** Start PROVIDED DATA **

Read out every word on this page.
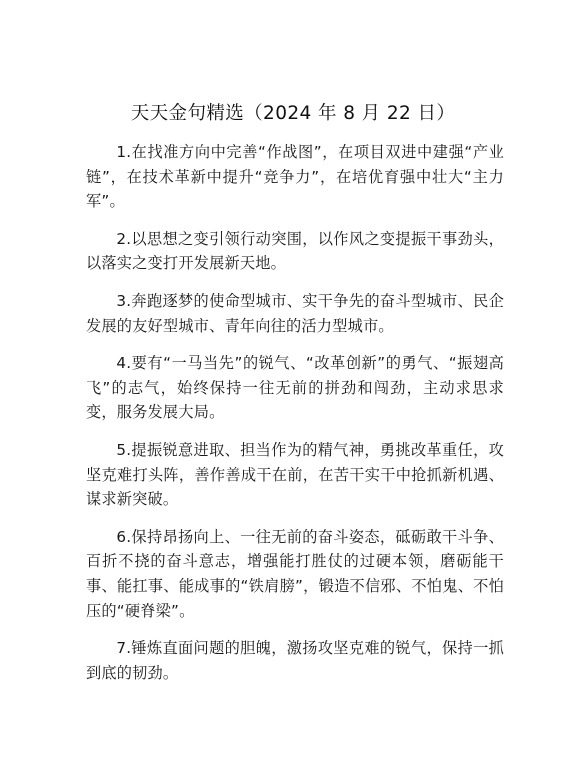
天天金句精选（2024 年 8 月 22 日）

1.在找准方向中完善“作战图”，在项目双进中建强“产业链”，在技术革新中提升“竞争力”，在培优育强中壮大“主力军”。

2.以思想之变引领行动突围，以作风之变提振干事劲头，以落实之变打开发展新天地。

3.奔跑逐梦的使命型城市、实干争先的奋斗型城市、民企发展的友好型城市、青年向往的活力型城市。

4.要有“一马当先”的锐气、“改革创新”的勇气、“振翅高飞”的志气，始终保持一往无前的拼劲和闯劲，主动求思求变，服务发展大局。

5.提振锐意进取、担当作为的精气神，勇挑改革重任，攻坚克难打头阵，善作善成干在前，在苦干实干中抢抓新机遇、谋求新突破。

6.保持昂扬向上、一往无前的奋斗姿态，砥砺敢干斗争、百折不挠的奋斗意志，增强能打胜仗的过硬本领，磨砺能干事、能扛事、能成事的“铁肩膀”，锻造不信邪、不怕鬼、不怕压的“硬脊梁”。

7.锤炼直面问题的胆魄，激扬攻坚克难的锐气，保持一抓到底的韧劲。
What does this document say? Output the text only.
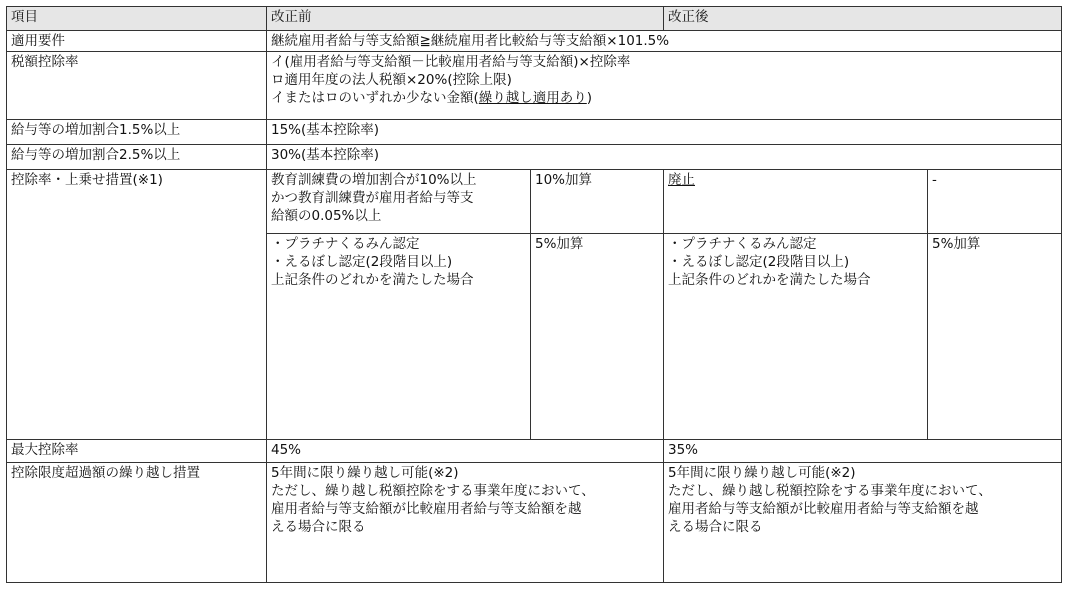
項目	改正前		改正後	
適用要件	継続雇用者給与等支給額≧継続雇用者比較給与等支給額×101.5%			
税額控除率	イ(雇用者給与等支給額－比較雇用者給与等支給額)×控除率
ロ適用年度の法人税額×20%(控除上限)
イまたはロのいずれか少ない金額(繰り越し適用あり)			

給与等の増加割合1.5%以上	15%(基本控除率)			
給与等の増加割合2.5%以上	30%(基本控除率)			
控除率・上乗せ措置(※1)	教育訓練費の増加割合が10%以上
かつ教育訓練費が雇用者給与等支
給額の0.05%以上	10%加算	廃止	-

	・プラチナくるみん認定
・えるぼし認定(2段階目以上)
上記条件のどれかを満たした場合	5%加算	・プラチナくるみん認定
・えるぼし認定(2段階目以上)
上記条件のどれかを満たした場合	5%加算
最大控除率	45%		35%	
控除限度超過額の繰り越し措置	5年間に限り繰り越し可能(※2)
ただし、繰り越し税額控除をする事業年度において、
雇用者給与等支給額が比較雇用者給与等支給額を越
える場合に限る		5年間に限り繰り越し可能(※2)
ただし、繰り越し税額控除をする事業年度において、
雇用者給与等支給額が比較雇用者給与等支給額を越
える場合に限る	
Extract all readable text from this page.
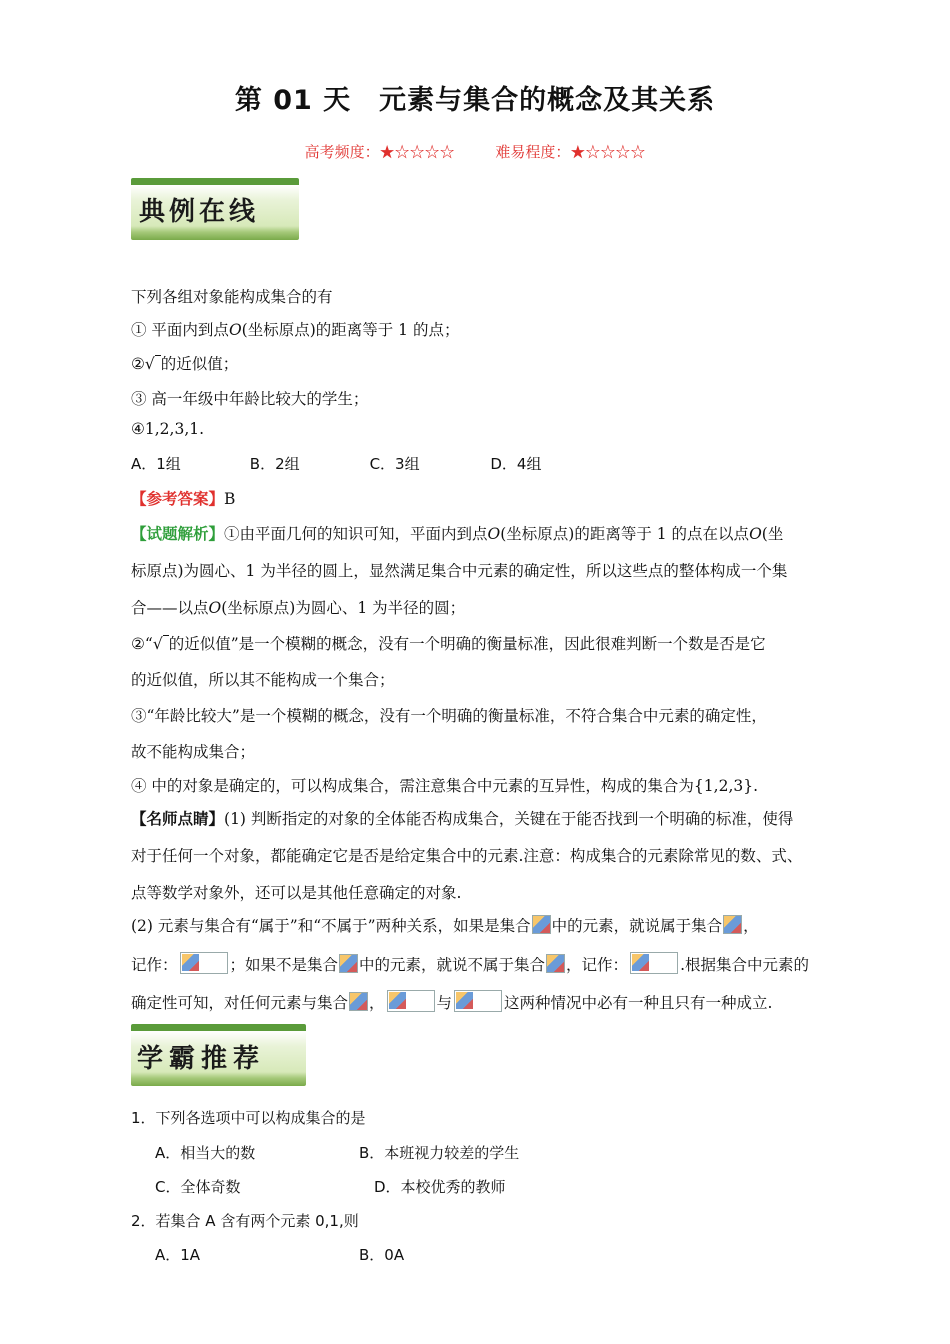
第 01 天　元素与集合的概念及其关系
高考频度：★☆☆☆☆	难易程度：★☆☆☆☆
典例在线
下列各组对象能构成集合的有
① 平面内到点O(坐标原点)的距离等于 1 的点；
②√ 的近似值；
③ 高一年级中年龄比较大的学生；
④1,2,3,1.
A．1组	B．2组	C．3组	D．4组
【参考答案】B
【试题解析】①由平面几何的知识可知，平面内到点O(坐标原点)的距离等于 1 的点在以点O(坐
标原点)为圆心、1 为半径的圆上，显然满足集合中元素的确定性，所以这些点的整体构成一个集
合——以点O(坐标原点)为圆心、1 为半径的圆；
②“√ 的近似值”是一个模糊的概念，没有一个明确的衡量标准，因此很难判断一个数是否是它
的近似值，所以其不能构成一个集合；
③“年龄比较大”是一个模糊的概念，没有一个明确的衡量标准，不符合集合中元素的确定性，
故不能构成集合；
④ 中的对象是确定的，可以构成集合，需注意集合中元素的互异性，构成的集合为{1,2,3}.
【名师点睛】(1) 判断指定的对象的全体能否构成集合，关键在于能否找到一个明确的标准，使得
对于任何一个对象，都能确定它是否是给定集合中的元素.注意：构成集合的元素除常见的数、式、
点等数学对象外，还可以是其他任意确定的对象.
(2) 元素与集合有“属于”和“不属于”两种关系，如果是集合 中的元素，就说属于集合 ，
记作：	；如果不是集合 中的元素，就说不属于集合 ，记作：	.根据集合中元素的
确定性可知，对任何元素与集合 ，	与	这两种情况中必有一种且只有一种成立.
学霸推荐
1．下列各选项中可以构成集合的是
A．相当大的数	B．本班视力较差的学生
C．全体奇数	D．本校优秀的教师
2．若集合 A 含有两个元素 0,1,则
A．1A	B．0A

** End PROVIDED DATA **

DIRECTIONS FOR THIS TASK =
Your copy of the data should match it exactly, except that pictures are left out.

OUTPUT BELOW =
Read out every word on this page.
天天金句精选（2024 年 8 月 22 日）

1.在找准方向中完善“作战图”，在项目双进中建强“产业链”，在技术革新中提升“竞争力”，在培优育强中壮大“主力军”。

2.以思想之变引领行动突围，以作风之变提振干事劲头，以落实之变打开发展新天地。

3.奔跑逐梦的使命型城市、实干争先的奋斗型城市、民企发展的友好型城市、青年向往的活力型城市。

4.要有“一马当先”的锐气、“改革创新”的勇气、“振翅高飞”的志气，始终保持一往无前的拼劲和闯劲，主动求思求变，服务发展大局。

5.提振锐意进取、担当作为的精气神，勇挑改革重任，攻坚克难打头阵，善作善成干在前，在苦干实干中抢抓新机遇、谋求新突破。

6.保持昂扬向上、一往无前的奋斗姿态，砥砺敢干斗争、百折不挠的奋斗意志，增强能打胜仗的过硬本领，磨砺能干事、能扛事、能成事的“铁肩膀”，锻造不信邪、不怕鬼、不怕压的“硬脊梁”。

7.锤炼直面问题的胆魄，激扬攻坚克难的锐气，保持一抓到底的韧劲。
What does this document say? Output the text only.
項目	改正前		改正後	
適用要件	継続雇用者給与等支給額≧継続雇用者比較給与等支給額×101.5%			
税額控除率	イ(雇用者給与等支給額－比較雇用者給与等支給額)×控除率
ロ適用年度の法人税額×20%(控除上限)
イまたはロのいずれか少ない金額(繰り越し適用あり)			

給与等の増加割合1.5%以上	15%(基本控除率)			
給与等の増加割合2.5%以上	30%(基本控除率)			
控除率・上乗せ措置(※1)	教育訓練費の増加割合が10%以上
かつ教育訓練費が雇用者給与等支
給額の0.05%以上	10%加算	廃止	-

	・プラチナくるみん認定
・えるぼし認定(2段階目以上)
上記条件のどれかを満たした場合	5%加算	・プラチナくるみん認定
・えるぼし認定(2段階目以上)
上記条件のどれかを満たした場合	5%加算
最大控除率	45%		35%	
控除限度超過額の繰り越し措置	5年間に限り繰り越し可能(※2)
ただし、繰り越し税額控除をする事業年度において、
雇用者給与等支給額が比較雇用者給与等支給額を越
える場合に限る		5年間に限り繰り越し可能(※2)
ただし、繰り越し税額控除をする事業年度において、
雇用者給与等支給額が比較雇用者給与等支給額を越
える場合に限る	
Extract all readable text from this page.
第 01 天　元素与集合的概念及其关系
高考频度：★☆☆☆☆	难易程度：★☆☆☆☆
典例在线
下列各组对象能构成集合的有
① 平面内到点O(坐标原点)的距离等于 1 的点；
②√ 的近似值；
③ 高一年级中年龄比较大的学生；
④1,2,3,1.
A．1组	B．2组	C．3组	D．4组
【参考答案】B
【试题解析】①由平面几何的知识可知，平面内到点O(坐标原点)的距离等于 1 的点在以点O(坐
标原点)为圆心、1 为半径的圆上，显然满足集合中元素的确定性，所以这些点的整体构成一个集
合——以点O(坐标原点)为圆心、1 为半径的圆；
②“√ 的近似值”是一个模糊的概念，没有一个明确的衡量标准，因此很难判断一个数是否是它
的近似值，所以其不能构成一个集合；
③“年龄比较大”是一个模糊的概念，没有一个明确的衡量标准，不符合集合中元素的确定性，
故不能构成集合；
④ 中的对象是确定的，可以构成集合，需注意集合中元素的互异性，构成的集合为{1,2,3}.
【名师点睛】(1) 判断指定的对象的全体能否构成集合，关键在于能否找到一个明确的标准，使得
对于任何一个对象，都能确定它是否是给定集合中的元素.注意：构成集合的元素除常见的数、式、
点等数学对象外，还可以是其他任意确定的对象.
(2) 元素与集合有“属于”和“不属于”两种关系，如果是集合 中的元素，就说属于集合 ，
记作：	；如果不是集合 中的元素，就说不属于集合 ，记作：	.根据集合中元素的
确定性可知，对任何元素与集合 ，	与	这两种情况中必有一种且只有一种成立.
学霸推荐
1．下列各选项中可以构成集合的是
A．相当大的数	B．本班视力较差的学生
C．全体奇数	D．本校优秀的教师
2．若集合 A 含有两个元素 0,1,则
A．1A	B．0A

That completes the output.